**Task brief**:
All of the entries below, duplicated exactly, make up the answer.

(Dataset entries for page text)
======

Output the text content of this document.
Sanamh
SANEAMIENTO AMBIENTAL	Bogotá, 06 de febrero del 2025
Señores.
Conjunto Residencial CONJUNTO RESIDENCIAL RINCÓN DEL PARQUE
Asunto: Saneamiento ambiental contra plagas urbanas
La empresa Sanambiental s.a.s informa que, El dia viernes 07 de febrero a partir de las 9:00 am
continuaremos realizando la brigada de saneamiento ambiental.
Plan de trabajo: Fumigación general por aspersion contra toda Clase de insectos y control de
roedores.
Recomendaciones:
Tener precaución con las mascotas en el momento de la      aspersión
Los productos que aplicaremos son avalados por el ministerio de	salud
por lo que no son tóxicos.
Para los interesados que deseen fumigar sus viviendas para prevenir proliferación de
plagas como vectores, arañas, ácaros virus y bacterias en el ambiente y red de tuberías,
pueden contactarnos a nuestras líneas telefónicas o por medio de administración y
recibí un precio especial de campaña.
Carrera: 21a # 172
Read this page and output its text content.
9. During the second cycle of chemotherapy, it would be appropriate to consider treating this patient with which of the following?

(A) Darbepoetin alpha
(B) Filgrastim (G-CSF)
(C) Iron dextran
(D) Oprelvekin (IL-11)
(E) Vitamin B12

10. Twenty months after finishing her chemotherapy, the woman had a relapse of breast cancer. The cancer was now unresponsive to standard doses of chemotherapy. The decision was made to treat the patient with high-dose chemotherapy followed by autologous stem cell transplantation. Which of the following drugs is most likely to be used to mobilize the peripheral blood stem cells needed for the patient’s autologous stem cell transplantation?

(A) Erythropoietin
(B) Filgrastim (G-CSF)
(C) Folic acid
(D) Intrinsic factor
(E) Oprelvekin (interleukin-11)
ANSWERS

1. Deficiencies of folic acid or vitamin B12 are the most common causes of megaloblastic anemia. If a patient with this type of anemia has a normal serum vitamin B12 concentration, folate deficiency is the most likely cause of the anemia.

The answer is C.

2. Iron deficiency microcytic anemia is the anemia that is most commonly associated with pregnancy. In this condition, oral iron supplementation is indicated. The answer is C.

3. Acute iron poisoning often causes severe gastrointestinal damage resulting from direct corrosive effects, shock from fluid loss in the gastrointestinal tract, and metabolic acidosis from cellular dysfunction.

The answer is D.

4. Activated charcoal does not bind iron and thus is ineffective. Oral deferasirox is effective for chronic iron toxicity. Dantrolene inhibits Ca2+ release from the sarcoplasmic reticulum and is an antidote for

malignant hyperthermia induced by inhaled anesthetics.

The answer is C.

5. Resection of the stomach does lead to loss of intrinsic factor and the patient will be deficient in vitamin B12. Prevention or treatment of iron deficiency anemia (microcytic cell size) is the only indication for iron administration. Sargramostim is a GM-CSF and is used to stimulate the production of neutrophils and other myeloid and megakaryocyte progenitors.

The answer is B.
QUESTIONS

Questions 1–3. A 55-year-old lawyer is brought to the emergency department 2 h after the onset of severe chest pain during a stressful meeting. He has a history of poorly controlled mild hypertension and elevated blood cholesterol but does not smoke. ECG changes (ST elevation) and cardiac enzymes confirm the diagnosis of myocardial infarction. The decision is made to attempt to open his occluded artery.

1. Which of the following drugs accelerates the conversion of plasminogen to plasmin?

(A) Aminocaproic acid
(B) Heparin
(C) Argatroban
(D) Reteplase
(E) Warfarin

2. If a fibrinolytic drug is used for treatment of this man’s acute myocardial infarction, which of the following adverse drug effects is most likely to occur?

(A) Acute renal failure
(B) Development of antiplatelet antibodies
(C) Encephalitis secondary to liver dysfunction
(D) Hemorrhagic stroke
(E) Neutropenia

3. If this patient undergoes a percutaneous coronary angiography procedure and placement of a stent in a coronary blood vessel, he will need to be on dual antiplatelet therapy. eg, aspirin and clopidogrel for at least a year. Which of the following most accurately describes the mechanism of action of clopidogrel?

======

**Response**:
Output the text content of this document.
Sanamh
SANEAMIENTO AMBIENTAL	Bogotá, 06 de febrero del 2025
Señores.
Conjunto Residencial CONJUNTO RESIDENCIAL RINCÓN DEL PARQUE
Asunto: Saneamiento ambiental contra plagas urbanas
La empresa Sanambiental s.a.s informa que, El dia viernes 07 de febrero a partir de las 9:00 am
continuaremos realizando la brigada de saneamiento ambiental.
Plan de trabajo: Fumigación general por aspersion contra toda Clase de insectos y control de
roedores.
Recomendaciones:
Tener precaución con las mascotas en el momento de la      aspersión
Los productos que aplicaremos son avalados por el ministerio de	salud
por lo que no son tóxicos.
Para los interesados que deseen fumigar sus viviendas para prevenir proliferación de
plagas como vectores, arañas, ácaros virus y bacterias en el ambiente y red de tuberías,
pueden contactarnos a nuestras líneas telefónicas o por medio de administración y
recibí un precio especial de campaña.
Carrera: 21a # 172
Read this page and output its text content.
9. During the second cycle of chemotherapy, it would be appropriate to consider treating this patient with which of the following?

(A) Darbepoetin alpha
(B) Filgrastim (G-CSF)
(C) Iron dextran
(D) Oprelvekin (IL-11)
(E) Vitamin B12

10. Twenty months after finishing her chemotherapy, the woman had a relapse of breast cancer. The cancer was now unresponsive to standard doses of chemotherapy. The decision was made to treat the patient with high-dose chemotherapy followed by autologous stem cell transplantation. Which of the following drugs is most likely to be used to mobilize the peripheral blood stem cells needed for the patient’s autologous stem cell transplantation?

(A) Erythropoietin
(B) Filgrastim (G-CSF)
(C) Folic acid
(D) Intrinsic factor
(E) Oprelvekin (interleukin-11)
ANSWERS

1. Deficiencies of folic acid or vitamin B12 are the most common causes of megaloblastic anemia. If a patient with this type of anemia has a normal serum vitamin B12 concentration, folate deficiency is the most likely cause of the anemia.

The answer is C.

2. Iron deficiency microcytic anemia is the anemia that is most commonly associated with pregnancy. In this condition, oral iron supplementation is indicated. The answer is C.

3. Acute iron poisoning often causes severe gastrointestinal damage resulting from direct corrosive effects, shock from fluid loss in the gastrointestinal tract, and metabolic acidosis from cellular dysfunction.

The answer is D.

4. Activated charcoal does not bind iron and thus is ineffective. Oral deferasirox is effective for chronic iron toxicity. Dantrolene inhibits Ca2+ release from the sarcoplasmic reticulum and is an antidote for

malignant hyperthermia induced by inhaled anesthetics.

The answer is C.

5. Resection of the stomach does lead to loss of intrinsic factor and the patient will be deficient in vitamin B12. Prevention or treatment of iron deficiency anemia (microcytic cell size) is the only indication for iron administration. Sargramostim is a GM-CSF and is used to stimulate the production of neutrophils and other myeloid and megakaryocyte progenitors.

The answer is B.
QUESTIONS

Questions 1–3. A 55-year-old lawyer is brought to the emergency department 2 h after the onset of severe chest pain during a stressful meeting. He has a history of poorly controlled mild hypertension and elevated blood cholesterol but does not smoke. ECG changes (ST elevation) and cardiac enzymes confirm the diagnosis of myocardial infarction. The decision is made to attempt to open his occluded artery.

1. Which of the following drugs accelerates the conversion of plasminogen to plasmin?

(A) Aminocaproic acid
(B) Heparin
(C) Argatroban
(D) Reteplase
(E) Warfarin

2. If a fibrinolytic drug is used for treatment of this man’s acute myocardial infarction, which of the following adverse drug effects is most likely to occur?

(A) Acute renal failure
(B) Development of antiplatelet antibodies
(C) Encephalitis secondary to liver dysfunction
(D) Hemorrhagic stroke
(E) Neutropenia

3. If this patient undergoes a percutaneous coronary angiography procedure and placement of a stent in a coronary blood vessel, he will need to be on dual antiplatelet therapy. eg, aspirin and clopidogrel for at least a year. Which of the following most accurately describes the mechanism of action of clopidogrel?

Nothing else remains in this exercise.